- _TASK DETAILS_: Output the full listing word for word.

Stored data:
+---+

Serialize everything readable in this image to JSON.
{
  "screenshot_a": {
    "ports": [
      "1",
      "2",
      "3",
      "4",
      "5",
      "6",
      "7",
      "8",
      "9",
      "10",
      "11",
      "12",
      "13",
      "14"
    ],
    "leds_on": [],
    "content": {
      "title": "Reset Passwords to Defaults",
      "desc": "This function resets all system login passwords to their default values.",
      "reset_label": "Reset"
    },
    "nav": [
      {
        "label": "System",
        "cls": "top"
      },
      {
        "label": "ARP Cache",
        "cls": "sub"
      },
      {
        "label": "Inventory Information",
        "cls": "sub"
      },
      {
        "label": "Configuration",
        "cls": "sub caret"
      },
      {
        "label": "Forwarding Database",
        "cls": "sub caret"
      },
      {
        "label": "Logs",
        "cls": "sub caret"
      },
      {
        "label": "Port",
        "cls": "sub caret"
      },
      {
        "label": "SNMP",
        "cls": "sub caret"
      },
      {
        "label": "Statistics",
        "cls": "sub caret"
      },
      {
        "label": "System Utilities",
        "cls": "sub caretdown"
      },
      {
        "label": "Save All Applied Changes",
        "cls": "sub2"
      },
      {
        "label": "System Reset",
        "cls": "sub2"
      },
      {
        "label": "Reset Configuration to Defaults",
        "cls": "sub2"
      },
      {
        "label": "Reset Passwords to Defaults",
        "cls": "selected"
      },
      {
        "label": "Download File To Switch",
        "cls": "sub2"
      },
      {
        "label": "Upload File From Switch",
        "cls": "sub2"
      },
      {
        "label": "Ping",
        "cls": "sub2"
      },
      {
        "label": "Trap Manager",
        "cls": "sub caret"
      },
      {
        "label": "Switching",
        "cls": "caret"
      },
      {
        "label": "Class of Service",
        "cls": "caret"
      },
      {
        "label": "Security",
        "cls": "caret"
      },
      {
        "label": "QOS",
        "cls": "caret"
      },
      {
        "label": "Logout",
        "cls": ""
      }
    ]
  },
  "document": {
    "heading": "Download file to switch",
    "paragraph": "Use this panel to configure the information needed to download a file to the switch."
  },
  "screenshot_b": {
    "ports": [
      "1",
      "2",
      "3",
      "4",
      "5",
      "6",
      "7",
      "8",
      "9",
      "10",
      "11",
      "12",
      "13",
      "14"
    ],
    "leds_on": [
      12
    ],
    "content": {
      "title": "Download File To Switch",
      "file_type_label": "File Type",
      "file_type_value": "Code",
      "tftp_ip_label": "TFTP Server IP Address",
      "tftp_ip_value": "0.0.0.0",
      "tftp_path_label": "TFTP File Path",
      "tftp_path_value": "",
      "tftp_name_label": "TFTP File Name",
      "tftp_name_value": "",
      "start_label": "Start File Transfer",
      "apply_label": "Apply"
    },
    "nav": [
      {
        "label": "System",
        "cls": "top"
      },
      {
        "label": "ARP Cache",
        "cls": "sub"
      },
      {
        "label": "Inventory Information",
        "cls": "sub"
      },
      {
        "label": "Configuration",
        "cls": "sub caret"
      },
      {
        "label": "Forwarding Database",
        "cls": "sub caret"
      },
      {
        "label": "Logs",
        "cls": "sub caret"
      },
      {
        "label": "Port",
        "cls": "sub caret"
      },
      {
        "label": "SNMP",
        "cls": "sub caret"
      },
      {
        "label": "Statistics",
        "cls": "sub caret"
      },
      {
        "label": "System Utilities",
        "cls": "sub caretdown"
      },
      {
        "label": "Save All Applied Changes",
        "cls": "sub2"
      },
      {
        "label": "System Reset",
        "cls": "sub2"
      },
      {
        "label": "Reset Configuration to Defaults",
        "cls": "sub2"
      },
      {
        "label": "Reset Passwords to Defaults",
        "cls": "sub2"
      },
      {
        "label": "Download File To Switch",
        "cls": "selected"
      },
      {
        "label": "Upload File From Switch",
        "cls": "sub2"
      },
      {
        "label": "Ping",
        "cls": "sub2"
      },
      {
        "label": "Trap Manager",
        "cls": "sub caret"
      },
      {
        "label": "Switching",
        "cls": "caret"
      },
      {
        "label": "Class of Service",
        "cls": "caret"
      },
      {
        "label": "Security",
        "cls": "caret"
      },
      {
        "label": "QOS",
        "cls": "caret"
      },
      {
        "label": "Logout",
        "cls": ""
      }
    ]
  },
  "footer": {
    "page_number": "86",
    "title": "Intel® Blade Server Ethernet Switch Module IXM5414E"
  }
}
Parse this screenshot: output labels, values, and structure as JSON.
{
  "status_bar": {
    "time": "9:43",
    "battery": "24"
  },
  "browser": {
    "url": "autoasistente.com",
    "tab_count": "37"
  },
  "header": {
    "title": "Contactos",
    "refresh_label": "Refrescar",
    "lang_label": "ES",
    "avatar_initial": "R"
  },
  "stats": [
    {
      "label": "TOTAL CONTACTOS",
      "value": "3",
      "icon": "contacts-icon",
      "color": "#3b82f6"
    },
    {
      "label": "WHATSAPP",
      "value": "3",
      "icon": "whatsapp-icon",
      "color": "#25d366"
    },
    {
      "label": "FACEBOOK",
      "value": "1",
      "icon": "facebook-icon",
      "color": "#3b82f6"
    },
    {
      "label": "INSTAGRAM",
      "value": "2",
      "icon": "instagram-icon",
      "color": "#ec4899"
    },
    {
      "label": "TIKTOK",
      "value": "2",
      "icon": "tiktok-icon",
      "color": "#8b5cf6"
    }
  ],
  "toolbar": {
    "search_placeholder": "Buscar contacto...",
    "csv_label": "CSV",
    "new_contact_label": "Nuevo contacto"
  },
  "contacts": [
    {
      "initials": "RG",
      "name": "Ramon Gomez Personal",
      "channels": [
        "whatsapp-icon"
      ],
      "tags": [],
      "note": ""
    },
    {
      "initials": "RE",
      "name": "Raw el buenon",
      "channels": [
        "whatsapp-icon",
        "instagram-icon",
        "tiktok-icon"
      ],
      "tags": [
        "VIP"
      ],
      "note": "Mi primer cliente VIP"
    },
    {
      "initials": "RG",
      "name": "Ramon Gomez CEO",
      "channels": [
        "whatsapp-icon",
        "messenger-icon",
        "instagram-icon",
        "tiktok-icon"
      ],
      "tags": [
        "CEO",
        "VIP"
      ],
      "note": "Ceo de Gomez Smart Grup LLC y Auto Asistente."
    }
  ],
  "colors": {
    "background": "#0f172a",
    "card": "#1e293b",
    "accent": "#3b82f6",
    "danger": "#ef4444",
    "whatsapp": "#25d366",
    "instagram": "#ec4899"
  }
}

+---+

- _FINISHED ANSWER_:
Serialize everything readable in this image to JSON.
{
  "screenshot_a": {
    "ports": [
      "1",
      "2",
      "3",
      "4",
      "5",
      "6",
      "7",
      "8",
      "9",
      "10",
      "11",
      "12",
      "13",
      "14"
    ],
    "leds_on": [],
    "content": {
      "title": "Reset Passwords to Defaults",
      "desc": "This function resets all system login passwords to their default values.",
      "reset_label": "Reset"
    },
    "nav": [
      {
        "label": "System",
        "cls": "top"
      },
      {
        "label": "ARP Cache",
        "cls": "sub"
      },
      {
        "label": "Inventory Information",
        "cls": "sub"
      },
      {
        "label": "Configuration",
        "cls": "sub caret"
      },
      {
        "label": "Forwarding Database",
        "cls": "sub caret"
      },
      {
        "label": "Logs",
        "cls": "sub caret"
      },
      {
        "label": "Port",
        "cls": "sub caret"
      },
      {
        "label": "SNMP",
        "cls": "sub caret"
      },
      {
        "label": "Statistics",
        "cls": "sub caret"
      },
      {
        "label": "System Utilities",
        "cls": "sub caretdown"
      },
      {
        "label": "Save All Applied Changes",
        "cls": "sub2"
      },
      {
        "label": "System Reset",
        "cls": "sub2"
      },
      {
        "label": "Reset Configuration to Defaults",
        "cls": "sub2"
      },
      {
        "label": "Reset Passwords to Defaults",
        "cls": "selected"
      },
      {
        "label": "Download File To Switch",
        "cls": "sub2"
      },
      {
        "label": "Upload File From Switch",
        "cls": "sub2"
      },
      {
        "label": "Ping",
        "cls": "sub2"
      },
      {
        "label": "Trap Manager",
        "cls": "sub caret"
      },
      {
        "label": "Switching",
        "cls": "caret"
      },
      {
        "label": "Class of Service",
        "cls": "caret"
      },
      {
        "label": "Security",
        "cls": "caret"
      },
      {
        "label": "QOS",
        "cls": "caret"
      },
      {
        "label": "Logout",
        "cls": ""
      }
    ]
  },
  "document": {
    "heading": "Download file to switch",
    "paragraph": "Use this panel to configure the information needed to download a file to the switch."
  },
  "screenshot_b": {
    "ports": [
      "1",
      "2",
      "3",
      "4",
      "5",
      "6",
      "7",
      "8",
      "9",
      "10",
      "11",
      "12",
      "13",
      "14"
    ],
    "leds_on": [
      12
    ],
    "content": {
      "title": "Download File To Switch",
      "file_type_label": "File Type",
      "file_type_value": "Code",
      "tftp_ip_label": "TFTP Server IP Address",
      "tftp_ip_value": "0.0.0.0",
      "tftp_path_label": "TFTP File Path",
      "tftp_path_value": "",
      "tftp_name_label": "TFTP File Name",
      "tftp_name_value": "",
      "start_label": "Start File Transfer",
      "apply_label": "Apply"
    },
    "nav": [
      {
        "label": "System",
        "cls": "top"
      },
      {
        "label": "ARP Cache",
        "cls": "sub"
      },
      {
        "label": "Inventory Information",
        "cls": "sub"
      },
      {
        "label": "Configuration",
        "cls": "sub caret"
      },
      {
        "label": "Forwarding Database",
        "cls": "sub caret"
      },
      {
        "label": "Logs",
        "cls": "sub caret"
      },
      {
        "label": "Port",
        "cls": "sub caret"
      },
      {
        "label": "SNMP",
        "cls": "sub caret"
      },
      {
        "label": "Statistics",
        "cls": "sub caret"
      },
      {
        "label": "System Utilities",
        "cls": "sub caretdown"
      },
      {
        "label": "Save All Applied Changes",
        "cls": "sub2"
      },
      {
        "label": "System Reset",
        "cls": "sub2"
      },
      {
        "label": "Reset Configuration to Defaults",
        "cls": "sub2"
      },
      {
        "label": "Reset Passwords to Defaults",
        "cls": "sub2"
      },
      {
        "label": "Download File To Switch",
        "cls": "selected"
      },
      {
        "label": "Upload File From Switch",
        "cls": "sub2"
      },
      {
        "label": "Ping",
        "cls": "sub2"
      },
      {
        "label": "Trap Manager",
        "cls": "sub caret"
      },
      {
        "label": "Switching",
        "cls": "caret"
      },
      {
        "label": "Class of Service",
        "cls": "caret"
      },
      {
        "label": "Security",
        "cls": "caret"
      },
      {
        "label": "QOS",
        "cls": "caret"
      },
      {
        "label": "Logout",
        "cls": ""
      }
    ]
  },
  "footer": {
    "page_number": "86",
    "title": "Intel® Blade Server Ethernet Switch Module IXM5414E"
  }
}
Parse this screenshot: output labels, values, and structure as JSON.
{
  "status_bar": {
    "time": "9:43",
    "battery": "24"
  },
  "browser": {
    "url": "autoasistente.com",
    "tab_count": "37"
  },
  "header": {
    "title": "Contactos",
    "refresh_label": "Refrescar",
    "lang_label": "ES",
    "avatar_initial": "R"
  },
  "stats": [
    {
      "label": "TOTAL CONTACTOS",
      "value": "3",
      "icon": "contacts-icon",
      "color": "#3b82f6"
    },
    {
      "label": "WHATSAPP",
      "value": "3",
      "icon": "whatsapp-icon",
      "color": "#25d366"
    },
    {
      "label": "FACEBOOK",
      "value": "1",
      "icon": "facebook-icon",
      "color": "#3b82f6"
    },
    {
      "label": "INSTAGRAM",
      "value": "2",
      "icon": "instagram-icon",
      "color": "#ec4899"
    },
    {
      "label": "TIKTOK",
      "value": "2",
      "icon": "tiktok-icon",
      "color": "#8b5cf6"
    }
  ],
  "toolbar": {
    "search_placeholder": "Buscar contacto...",
    "csv_label": "CSV",
    "new_contact_label": "Nuevo contacto"
  },
  "contacts": [
    {
      "initials": "RG",
      "name": "Ramon Gomez Personal",
      "channels": [
        "whatsapp-icon"
      ],
      "tags": [],
      "note": ""
    },
    {
      "initials": "RE",
      "name": "Raw el buenon",
      "channels": [
        "whatsapp-icon",
        "instagram-icon",
        "tiktok-icon"
      ],
      "tags": [
        "VIP"
      ],
      "note": "Mi primer cliente VIP"
    },
    {
      "initials": "RG",
      "name": "Ramon Gomez CEO",
      "channels": [
        "whatsapp-icon",
        "messenger-icon",
        "instagram-icon",
        "tiktok-icon"
      ],
      "tags": [
        "CEO",
        "VIP"
      ],
      "note": "Ceo de Gomez Smart Grup LLC y Auto Asistente."
    }
  ],
  "colors": {
    "background": "#0f172a",
    "card": "#1e293b",
    "accent": "#3b82f6",
    "danger": "#ef4444",
    "whatsapp": "#25d366",
    "instagram": "#ec4899"
  }
}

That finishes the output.